• Document text:
* * * * *

Yesterday, I paid a visit to Bicycle Habitat
in Soho. Hal Ruzal is one of the
mechanics I go to when I don’t have the time or tools—or am too lazy—to build or
fix something. As he was fixing another
customer’s bike, I noticed a bike in his work station.
“Wow! That’s a really early Trek carbon fiber
bike.”
He nodded.
“It’s hardly been ridden at all,” he said.
The bike certainly didn’t look any older than it
did the day it rolled out of the showroom in 1990 or thereabouts. That’s not to say it’s timeless: While it looked new, it was certainly dated.
Although I was never tempted to buy one, I rather
admired them back in the day. They were
sleek, almost elegant, in a high-tech sort of way, with purple lettering and
graphics on a graphite-grey frame.
Aside from the color combination, the bike had an
almost-classic look because its frame tubes were more or less the same diameter
as those on steel frames. Also, it had
the slender joints found on classic frames, although it didn’t have the nice
lugwork one finds on the best European and Japanese frames—or even the bikes
Trek was building before they started making carbon frames.
At least the frame, unlike too many of today’s
frames, didn’t seem to have been built my melting frame tubes together in a
microwave oven. Then again, the way the
bike is built might be the reason why so few of them are seen today—or that the
one I saw has survived as long as it has
only because it hasn’t been ridden very much.
Hal reiterated something he and others “in the
know” have said before: Carbon-fiber
bikes aren’t made to last. Then again,
the same thing can be said about most super-light aftermarket equipment: something I learned from experience. As I mentioned in another post, a hub with
aluminum flanges bonded to a carbon fiber body collapsed one day while I was
riding a smooth road. I also broke a
carbon fiber handlebar, and other riders I knew destroyed expensive lightweight
CNC-machined parts as well as stuff made from carbon fiber.

* * * * *

• Required tasks:
a) Answer these from the post about the early Trek carbon bike, one line each:
(i) In what neighborhood is Bicycle Habitat?
(ii) What colors were the lettering, graphics and frame on these bikes?
(iii) What part collapsed while the writer was riding a smooth road?
b) Put this sentence from the Trek bike post into Spanish: "Although I was never tempted to buy one, I rather admired them back in the day."
c) Summarize the Trek bike post in two sentences.

* * * * *

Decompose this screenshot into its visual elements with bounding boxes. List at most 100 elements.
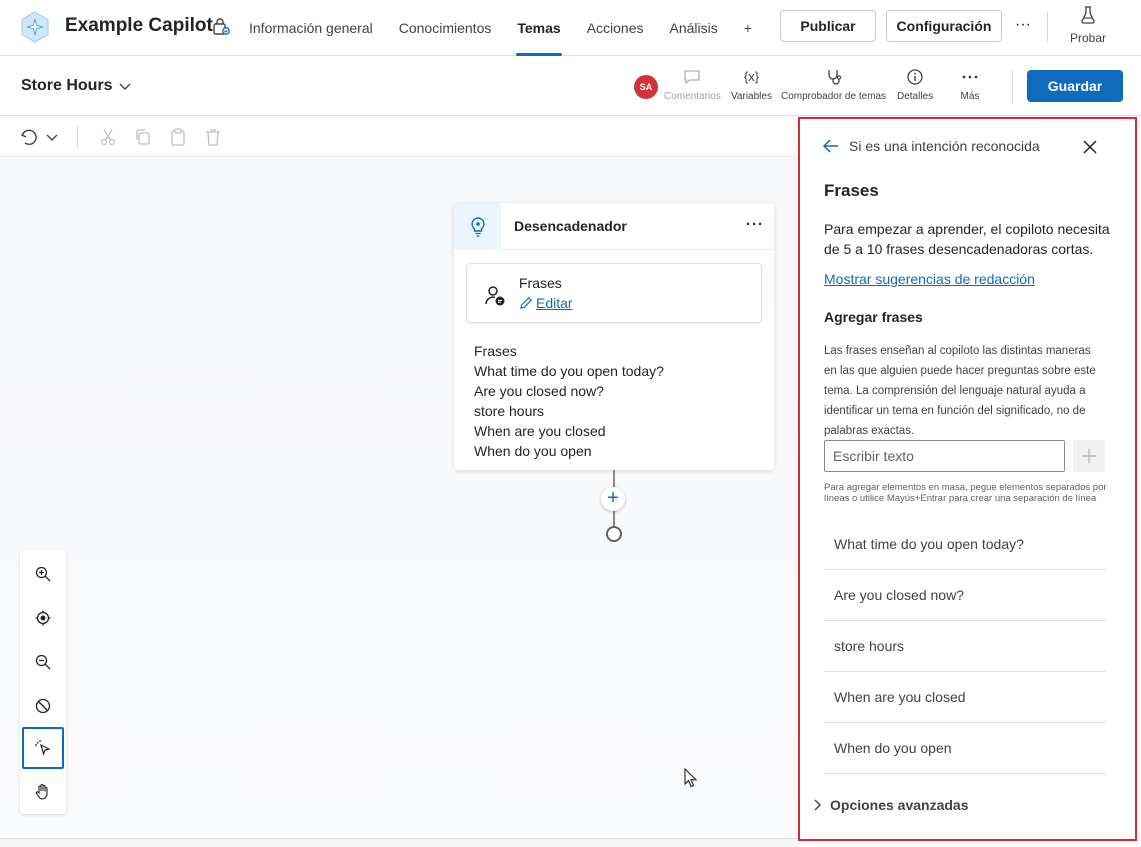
phrase-item[interactable]: When do you open xyxy=(824,723,1106,774)
edit-link[interactable]: Editar xyxy=(519,295,573,311)
comment-icon xyxy=(684,70,700,85)
pan-mode-button[interactable] xyxy=(22,771,64,813)
advanced-options-toggle[interactable]: Opciones avanzadas xyxy=(812,797,969,813)
panel-description: Para empezar a aprender, el copiloto nec… xyxy=(824,221,1110,257)
add-phrases-heading: Agregar frases xyxy=(824,309,923,325)
phrase-item[interactable]: What time do you open today? xyxy=(824,519,1106,570)
lightbulb-icon xyxy=(471,217,485,237)
minimap-toggle-button[interactable] xyxy=(22,685,64,727)
undo-icon[interactable] xyxy=(19,127,39,147)
trigger-icon-box xyxy=(454,203,501,250)
phrase-list: What time do you open today? Are you clo… xyxy=(824,519,1106,774)
flask-icon xyxy=(1081,6,1095,24)
hand-icon xyxy=(35,783,48,800)
trigger-phrase: What time do you open today? xyxy=(474,363,664,379)
pencil-icon xyxy=(520,296,533,309)
select-mode-button[interactable] xyxy=(22,727,64,769)
add-phrase-button[interactable] xyxy=(1073,440,1105,472)
prohibited-icon xyxy=(35,698,51,714)
more-icon xyxy=(962,75,978,79)
trigger-header: Desencadenador ··· xyxy=(454,203,774,250)
trigger-node[interactable]: Desencadenador ··· Frases Editar Frases … xyxy=(454,203,774,470)
divider xyxy=(77,126,78,148)
trigger-phrases-title: Frases xyxy=(474,343,517,359)
recenter-button[interactable] xyxy=(22,597,64,639)
bulk-add-hint: Para agregar elementos en masa, pegue el… xyxy=(824,482,1107,504)
add-tab-button[interactable]: + xyxy=(731,0,765,56)
save-button[interactable]: Guardar xyxy=(1027,70,1123,102)
zoom-out-icon xyxy=(35,654,51,670)
paste-icon xyxy=(171,128,185,146)
more-button[interactable]: Más xyxy=(960,69,980,102)
tab-temas[interactable]: Temas xyxy=(504,0,573,56)
end-node xyxy=(606,526,622,542)
panel-title: Frases xyxy=(824,181,879,200)
info-icon xyxy=(907,69,923,85)
zoom-out-button[interactable] xyxy=(22,641,64,683)
tab-analisis[interactable]: Análisis xyxy=(657,0,731,56)
canvas-toolbar xyxy=(0,117,798,157)
mouse-cursor-icon xyxy=(684,768,698,788)
phrase-input[interactable] xyxy=(824,440,1065,472)
panel-breadcrumb[interactable]: Si es una intención reconocida xyxy=(849,138,1040,154)
plus-icon xyxy=(1082,449,1096,463)
avatar[interactable]: SA xyxy=(634,75,658,99)
trigger-phrase: store hours xyxy=(474,403,545,419)
app-title: Example Capilot xyxy=(65,15,213,36)
main-nav: Información general Conocimientos Temas … xyxy=(236,0,765,56)
copy-icon xyxy=(136,129,150,145)
zoom-controls xyxy=(20,550,66,814)
topic-checker-label: Comprobador de temas xyxy=(781,91,887,102)
phrase-item[interactable]: store hours xyxy=(824,621,1106,672)
variables-icon: {x} xyxy=(743,69,760,84)
topic-name[interactable]: Store Hours xyxy=(21,77,113,95)
trigger-phrase: When do you open xyxy=(474,443,592,459)
more-label: Más xyxy=(960,91,980,102)
divider xyxy=(1012,70,1013,104)
phrase-item[interactable]: Are you closed now? xyxy=(824,570,1106,621)
chevron-down-icon[interactable] xyxy=(42,127,62,147)
stethoscope-icon xyxy=(827,70,841,85)
configuration-button[interactable]: Configuración xyxy=(886,10,1002,42)
phrases-card-title: Frases xyxy=(519,275,562,291)
show-suggestions-link[interactable]: Mostrar sugerencias de redacción xyxy=(824,271,1035,287)
topic-checker-button[interactable]: Comprobador de temas xyxy=(781,69,886,102)
chevron-down-icon[interactable] xyxy=(117,78,133,94)
phrases-card[interactable]: Frases Editar xyxy=(466,263,762,323)
divider xyxy=(1047,12,1048,42)
publish-button[interactable]: Publicar xyxy=(780,10,876,42)
add-phrases-info: Las frases enseñan al copiloto las disti… xyxy=(824,345,1096,437)
more-icon[interactable]: ··· xyxy=(746,216,764,233)
zoom-in-button[interactable] xyxy=(22,553,64,595)
add-node-button[interactable]: + xyxy=(601,487,625,511)
test-button[interactable]: Probar xyxy=(1062,6,1114,45)
delete-icon xyxy=(206,129,220,146)
zoom-in-icon xyxy=(35,566,51,582)
top-bar: Example Capilot Información general Cono… xyxy=(0,0,1141,56)
variables-button[interactable]: {x} Variables xyxy=(731,69,772,102)
topic-bar: Store Hours SA Comentarios {x} Variables… xyxy=(0,57,1141,116)
cursor-select-icon xyxy=(35,740,51,756)
tab-conocimientos[interactable]: Conocimientos xyxy=(386,0,505,56)
tab-informacion-general[interactable]: Información general xyxy=(236,0,386,56)
arrow-left-icon[interactable] xyxy=(822,137,840,155)
trigger-phrase: When are you closed xyxy=(474,423,606,439)
close-icon[interactable] xyxy=(1082,139,1098,155)
canvas-bottom-edge xyxy=(0,838,798,847)
trigger-phrase: Are you closed now? xyxy=(474,383,604,399)
tab-acciones[interactable]: Acciones xyxy=(574,0,657,56)
phrases-panel: Si es una intención reconocida Frases Pa… xyxy=(798,117,1137,841)
trigger-phrases: Frases What time do you open today? Are … xyxy=(474,341,664,461)
trigger-title: Desencadenador xyxy=(514,218,627,234)
phrase-item[interactable]: When are you closed xyxy=(824,672,1106,723)
user-chat-icon xyxy=(485,286,505,306)
comments-button: Comentarios xyxy=(664,69,721,102)
comments-label: Comentarios xyxy=(664,91,721,102)
details-label: Detalles xyxy=(897,91,934,102)
cut-icon xyxy=(100,129,116,146)
more-options-icon[interactable]: ··· xyxy=(1011,14,1035,38)
test-label: Probar xyxy=(1069,31,1107,45)
publish-status-icon[interactable] xyxy=(211,17,231,37)
details-button[interactable]: Detalles xyxy=(897,69,933,102)
advanced-options-label: Opciones avanzadas xyxy=(830,797,969,813)
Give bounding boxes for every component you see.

* * * * *

• Answers by task:
a)
(i) Soho
(ii) Purple lettering and graphics on a graphite-grey frame
(iii) A hub with aluminum flanges bonded to a carbon fiber body

b) Aunque nunca tuve la tentación de comprar una, las admiraba bastante en su época.

c) At Bicycle Habitat in Soho, the writer spotted an early Trek carbon fiber bike from around 1990 that had hardly been ridden and looked new, though dated. Hal Ruzal, a mechanic there, repeated that carbon-fiber bikes aren't made to last, and the writer says the same is true of most super-light aftermarket equipment, having had a hub collapse and a carbon fiber handlebar break.